(Collected data entries)
— start —

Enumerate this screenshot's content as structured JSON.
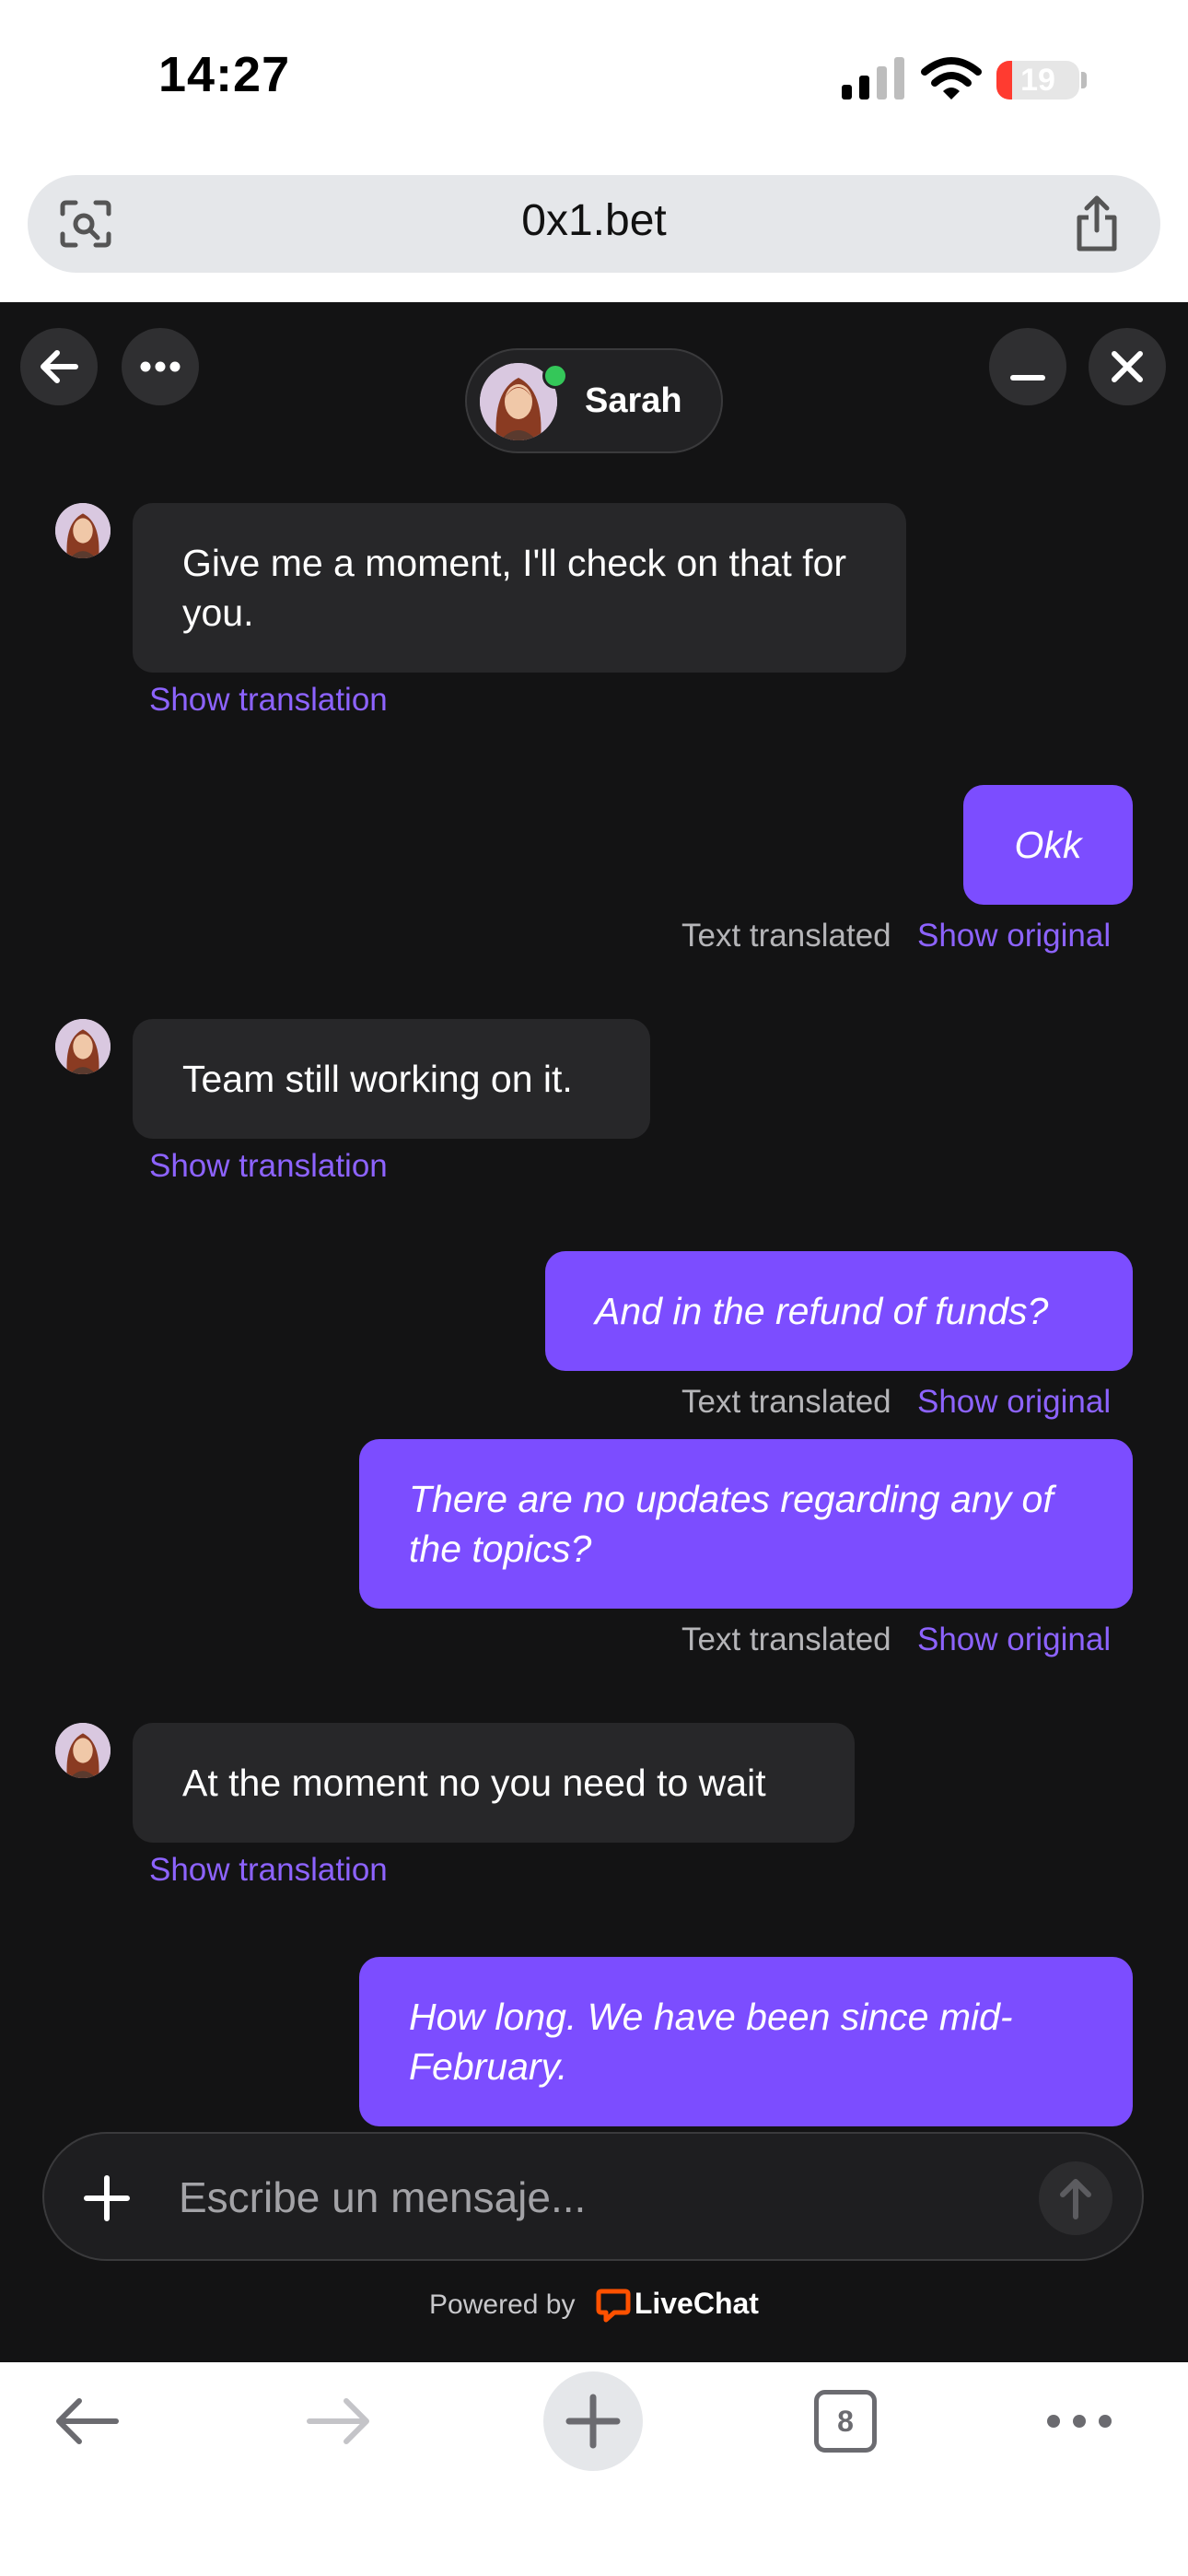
{
  "status_bar": {
    "time": "14:27",
    "battery": "19",
    "battery_level": 0.19
  },
  "browser": {
    "url": "0x1.bet",
    "tab_count": "8"
  },
  "chat": {
    "agent_name": "Sarah",
    "messages": [
      {
        "from": "agent",
        "text": "Give me a moment, I'll check on that for you.",
        "link": "Show translation"
      },
      {
        "from": "user",
        "text": "Okk",
        "meta": "Text translated",
        "link": "Show original"
      },
      {
        "from": "agent",
        "text": "Team still working on it.",
        "link": "Show translation"
      },
      {
        "from": "user",
        "text": "And in the refund of funds?",
        "meta": "Text translated",
        "link": "Show original"
      },
      {
        "from": "user",
        "text": "There are no updates regarding any of the topics?",
        "meta": "Text translated",
        "link": "Show original"
      },
      {
        "from": "agent",
        "text": "At the moment no you need to wait",
        "link": "Show translation"
      },
      {
        "from": "user",
        "text": "How long. We have been since mid-February."
      }
    ],
    "composer_placeholder": "Escribe un mensaje...",
    "powered_by": "Powered by",
    "brand": "LiveChat"
  },
  "colors": {
    "accent": "#7c4dff",
    "link": "#8d63ff",
    "brand_orange": "#ff5100",
    "online": "#34c759",
    "chat_bg": "#131314"
  }
}
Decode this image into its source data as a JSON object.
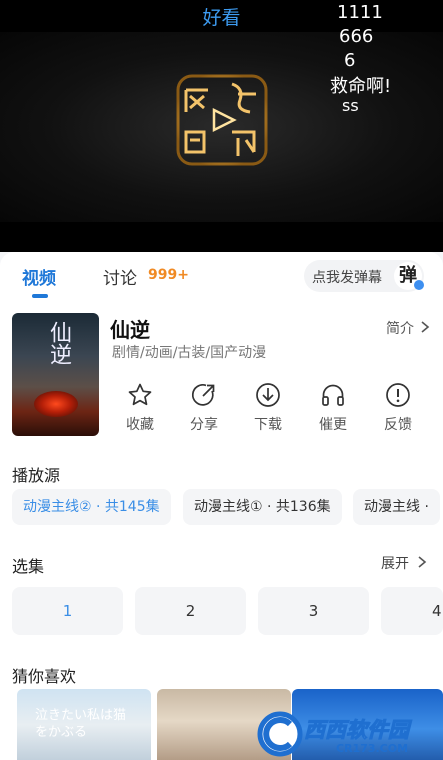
{
  "player": {
    "title": "好看",
    "danmaku": [
      "1111",
      "666",
      "6",
      "救命啊!",
      "ss"
    ],
    "logo_text": "网络视听"
  },
  "tabs": {
    "video": "视频",
    "discuss": "讨论",
    "discuss_count": "999+"
  },
  "danmaku_input": {
    "placeholder": "点我发弹幕",
    "button": "弹"
  },
  "show": {
    "title": "仙逆",
    "genres": "剧情/动画/古装/国产动漫",
    "intro_link": "简介",
    "poster_text": "仙逆"
  },
  "actions": [
    {
      "label": "收藏",
      "icon": "star-icon"
    },
    {
      "label": "分享",
      "icon": "share-icon"
    },
    {
      "label": "下载",
      "icon": "download-icon"
    },
    {
      "label": "催更",
      "icon": "headphones-icon"
    },
    {
      "label": "反馈",
      "icon": "alert-icon"
    }
  ],
  "sources": {
    "title": "播放源",
    "items": [
      "动漫主线② · 共145集",
      "动漫主线① · 共136集",
      "动漫主线 ·"
    ],
    "selected_index": 0
  },
  "episodes": {
    "title": "选集",
    "expand": "展开",
    "items": [
      "1",
      "2",
      "3",
      "4"
    ],
    "selected_index": 0
  },
  "recommend": {
    "title": "猜你喜欢",
    "cards": [
      {
        "caption": "泣きたい私は猫をかぶる"
      },
      {
        "caption": ""
      },
      {
        "caption": ""
      }
    ]
  },
  "watermark": {
    "brand": "西西软件园",
    "site": "CR173.COM"
  },
  "colors": {
    "accent": "#1f78d8",
    "count_orange": "#f08a24",
    "player_title": "#3d9bf0"
  }
}
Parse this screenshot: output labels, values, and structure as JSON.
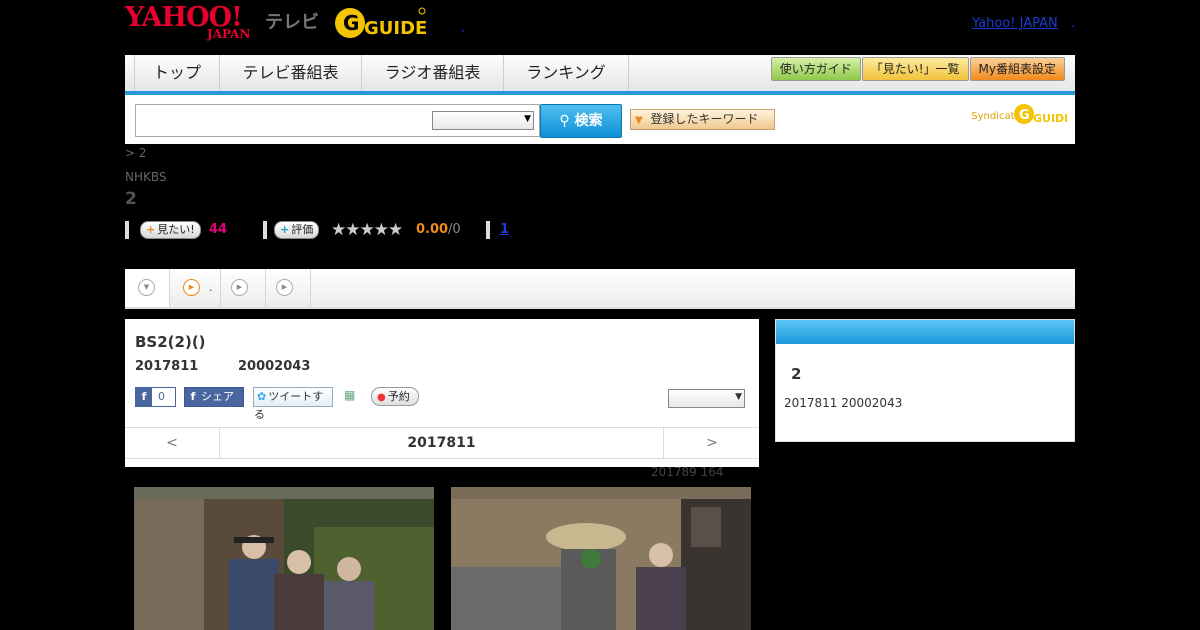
{
  "header": {
    "logo_yahoo": "YAHOO!",
    "logo_japan": "JAPAN",
    "logo_tv": "テレビ",
    "logo_gguide_text": "GUIDE",
    "separator_dot": ",",
    "yahoo_japan_link": "Yahoo! JAPAN",
    "trailing_dot": "."
  },
  "nav": {
    "tabs": [
      {
        "label": "トップ"
      },
      {
        "label": "テレビ番組表"
      },
      {
        "label": "ラジオ番組表"
      },
      {
        "label": "ランキング"
      }
    ],
    "buttons": [
      {
        "label": "使い方ガイド",
        "color": "#a8d86a"
      },
      {
        "label": "「見たい!」一覧",
        "color": "#f9d35a"
      },
      {
        "label": "My番組表設定",
        "color": "#f7a23a"
      }
    ]
  },
  "search": {
    "query": "",
    "select_value": "",
    "button_label": "検索",
    "keyword_button_label": "登録したキーワード",
    "syndicated_label": "Syndicated"
  },
  "program": {
    "breadcrumb": "> 2",
    "channel": "NHKBS",
    "title": "2",
    "want_label": "見たい!",
    "want_count": "44",
    "rate_label": "評価",
    "stars": "★★★★★",
    "rating_value": "0.00",
    "rating_count": "/0",
    "extra_link": "1"
  },
  "tabs": {
    "tab2_text": "."
  },
  "info": {
    "title": "BS2(2)()",
    "date": "2017811",
    "time": "20002043",
    "fb_like_count": "0",
    "fb_share_label": "シェア",
    "tweet_label": "ツイートする",
    "reserve_label": "予約",
    "select_value": "",
    "prev_label": "<",
    "current_date": "2017811",
    "next_label": ">",
    "sub_date": "201789  164"
  },
  "sidebar": {
    "title": "2",
    "date_time": "2017811  20002043"
  },
  "colors": {
    "accent_blue": "#2a9ad8",
    "brand_red": "#e6002d",
    "want_pink": "#e6007a",
    "rating_orange": "#f08a1a"
  }
}
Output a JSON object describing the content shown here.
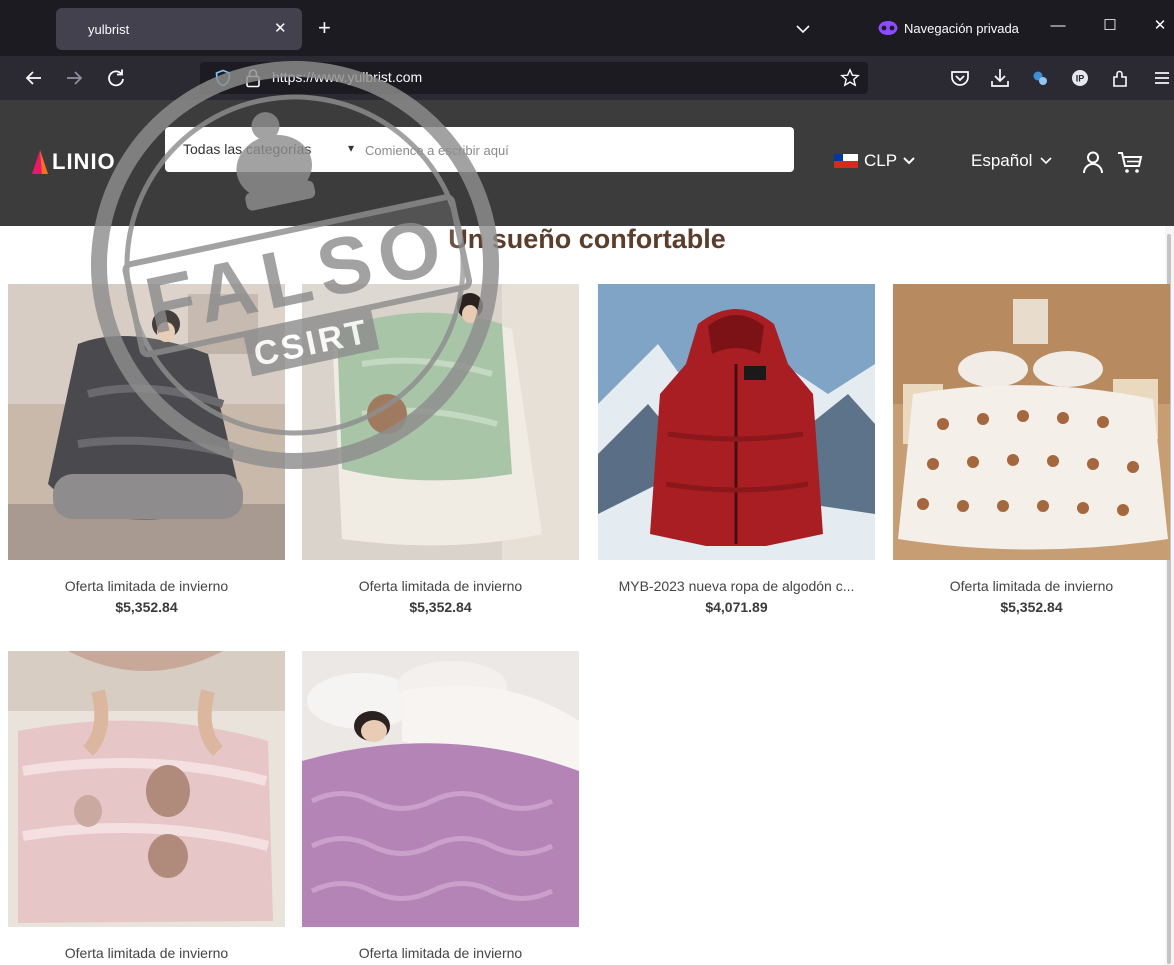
{
  "browser": {
    "tab_title": "yulbrist",
    "tab_close": "✕",
    "new_tab": "+",
    "private_label": "Navegación privada",
    "url_scheme": "https://www.",
    "url_host": "yulbrist.com",
    "window_minimize": "—",
    "window_maximize": "☐",
    "window_close": "✕"
  },
  "site": {
    "logo_text": "LINIO",
    "search": {
      "category": "Todas las categorías",
      "caret": "▾",
      "placeholder": "Comience a escribir aquí"
    },
    "currency": "CLP",
    "language": "Español",
    "dropdown_chevron": "⌄",
    "section_title": "Un sueño confortable"
  },
  "stamp": {
    "word": "FALSO",
    "org": "CSIRT"
  },
  "products": [
    {
      "name": "Oferta limitada de invierno",
      "price": "$5,352.84",
      "image": "gray-comforter-photo"
    },
    {
      "name": "Oferta limitada de invierno",
      "price": "$5,352.84",
      "image": "green-comforter-photo"
    },
    {
      "name": "MYB-2023 nueva ropa de algodón c...",
      "price": "$4,071.89",
      "image": "red-jacket-photo"
    },
    {
      "name": "Oferta limitada de invierno",
      "price": "$5,352.84",
      "image": "bear-comforter-photo"
    },
    {
      "name": "Oferta limitada de invierno",
      "price": "",
      "image": "pink-comforter-photo"
    },
    {
      "name": "Oferta limitada de invierno",
      "price": "",
      "image": "purple-comforter-photo"
    }
  ],
  "colors": {
    "tabbar": "#1c1b22",
    "navbar": "#2b2a33",
    "site_header": "#3d3c3c",
    "title_brown": "#5b3d2c",
    "stamp_gray": "#8e8e8e",
    "logo_pink": "#e7196a",
    "logo_orange": "#f37021"
  }
}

— end —

**Task statement:**
Leave the pictures out and output the rest of the listing exactly.

**Full solution:**
Enumerate this screenshot's content as structured JSON.
{
  "status_bar": {
    "time": "14:27",
    "battery": "19",
    "battery_level": 0.19
  },
  "browser": {
    "url": "0x1.bet",
    "tab_count": "8"
  },
  "chat": {
    "agent_name": "Sarah",
    "messages": [
      {
        "from": "agent",
        "text": "Give me a moment, I'll check on that for you.",
        "link": "Show translation"
      },
      {
        "from": "user",
        "text": "Okk",
        "meta": "Text translated",
        "link": "Show original"
      },
      {
        "from": "agent",
        "text": "Team still working on it.",
        "link": "Show translation"
      },
      {
        "from": "user",
        "text": "And in the refund of funds?",
        "meta": "Text translated",
        "link": "Show original"
      },
      {
        "from": "user",
        "text": "There are no updates regarding any of the topics?",
        "meta": "Text translated",
        "link": "Show original"
      },
      {
        "from": "agent",
        "text": "At the moment no you need to wait",
        "link": "Show translation"
      },
      {
        "from": "user",
        "text": "How long. We have been since mid-February."
      }
    ],
    "composer_placeholder": "Escribe un mensaje...",
    "powered_by": "Powered by",
    "brand": "LiveChat"
  },
  "colors": {
    "accent": "#7c4dff",
    "link": "#8d63ff",
    "brand_orange": "#ff5100",
    "online": "#34c759",
    "chat_bg": "#131314"
  }
}
Decode this image into its source data as a JSON object.
{
  "player": {
    "title": "好看",
    "danmaku": [
      "1111",
      "666",
      "6",
      "救命啊!",
      "ss"
    ],
    "logo_text": "网络视听"
  },
  "tabs": {
    "video": "视频",
    "discuss": "讨论",
    "discuss_count": "999+"
  },
  "danmaku_input": {
    "placeholder": "点我发弹幕",
    "button": "弹"
  },
  "show": {
    "title": "仙逆",
    "genres": "剧情/动画/古装/国产动漫",
    "intro_link": "简介",
    "poster_text": "仙逆"
  },
  "actions": [
    {
      "label": "收藏",
      "icon": "star-icon"
    },
    {
      "label": "分享",
      "icon": "share-icon"
    },
    {
      "label": "下载",
      "icon": "download-icon"
    },
    {
      "label": "催更",
      "icon": "headphones-icon"
    },
    {
      "label": "反馈",
      "icon": "alert-icon"
    }
  ],
  "sources": {
    "title": "播放源",
    "items": [
      "动漫主线② · 共145集",
      "动漫主线① · 共136集",
      "动漫主线 ·"
    ],
    "selected_index": 0
  },
  "episodes": {
    "title": "选集",
    "expand": "展开",
    "items": [
      "1",
      "2",
      "3",
      "4"
    ],
    "selected_index": 0
  },
  "recommend": {
    "title": "猜你喜欢",
    "cards": [
      {
        "caption": "泣きたい私は猫をかぶる"
      },
      {
        "caption": ""
      },
      {
        "caption": ""
      }
    ]
  },
  "watermark": {
    "brand": "西西软件园",
    "site": "CR173.COM"
  },
  "colors": {
    "accent": "#1f78d8",
    "count_orange": "#f08a24",
    "player_title": "#3d9bf0"
  }
}
Parse this screenshot: output labels, values, and structure as JSON.
{
  "header": {
    "logo_yahoo": "YAHOO!",
    "logo_japan": "JAPAN",
    "logo_tv": "テレビ",
    "logo_gguide_text": "GUIDE",
    "separator_dot": ",",
    "yahoo_japan_link": "Yahoo! JAPAN",
    "trailing_dot": "."
  },
  "nav": {
    "tabs": [
      {
        "label": "トップ"
      },
      {
        "label": "テレビ番組表"
      },
      {
        "label": "ラジオ番組表"
      },
      {
        "label": "ランキング"
      }
    ],
    "buttons": [
      {
        "label": "使い方ガイド",
        "color": "#a8d86a"
      },
      {
        "label": "「見たい!」一覧",
        "color": "#f9d35a"
      },
      {
        "label": "My番組表設定",
        "color": "#f7a23a"
      }
    ]
  },
  "search": {
    "query": "",
    "select_value": "",
    "button_label": "検索",
    "keyword_button_label": "登録したキーワード",
    "syndicated_label": "Syndicated"
  },
  "program": {
    "breadcrumb": "> 2",
    "channel": "NHKBS",
    "title": "2",
    "want_label": "見たい!",
    "want_count": "44",
    "rate_label": "評価",
    "stars": "★★★★★",
    "rating_value": "0.00",
    "rating_count": "/0",
    "extra_link": "1"
  },
  "tabs": {
    "tab2_text": "."
  },
  "info": {
    "title": "BS2(2)()",
    "date": "2017811",
    "time": "20002043",
    "fb_like_count": "0",
    "fb_share_label": "シェア",
    "tweet_label": "ツイートする",
    "reserve_label": "予約",
    "select_value": "",
    "prev_label": "<",
    "current_date": "2017811",
    "next_label": ">",
    "sub_date": "201789  164"
  },
  "sidebar": {
    "title": "2",
    "date_time": "2017811  20002043"
  },
  "colors": {
    "accent_blue": "#2a9ad8",
    "brand_red": "#e6002d",
    "want_pink": "#e6007a",
    "rating_orange": "#f08a1a"
  }
}
Output a JSON object describing the content shown here.
{
  "browser": {
    "tab_title": "yulbrist",
    "tab_close": "✕",
    "new_tab": "+",
    "private_label": "Navegación privada",
    "url_scheme": "https://www.",
    "url_host": "yulbrist.com",
    "window_minimize": "—",
    "window_maximize": "☐",
    "window_close": "✕"
  },
  "site": {
    "logo_text": "LINIO",
    "search": {
      "category": "Todas las categorías",
      "caret": "▾",
      "placeholder": "Comience a escribir aquí"
    },
    "currency": "CLP",
    "language": "Español",
    "dropdown_chevron": "⌄",
    "section_title": "Un sueño confortable"
  },
  "stamp": {
    "word": "FALSO",
    "org": "CSIRT"
  },
  "products": [
    {
      "name": "Oferta limitada de invierno",
      "price": "$5,352.84",
      "image": "gray-comforter-photo"
    },
    {
      "name": "Oferta limitada de invierno",
      "price": "$5,352.84",
      "image": "green-comforter-photo"
    },
    {
      "name": "MYB-2023 nueva ropa de algodón c...",
      "price": "$4,071.89",
      "image": "red-jacket-photo"
    },
    {
      "name": "Oferta limitada de invierno",
      "price": "$5,352.84",
      "image": "bear-comforter-photo"
    },
    {
      "name": "Oferta limitada de invierno",
      "price": "",
      "image": "pink-comforter-photo"
    },
    {
      "name": "Oferta limitada de invierno",
      "price": "",
      "image": "purple-comforter-photo"
    }
  ],
  "colors": {
    "tabbar": "#1c1b22",
    "navbar": "#2b2a33",
    "site_header": "#3d3c3c",
    "title_brown": "#5b3d2c",
    "stamp_gray": "#8e8e8e",
    "logo_pink": "#e7196a",
    "logo_orange": "#f37021"
  }
}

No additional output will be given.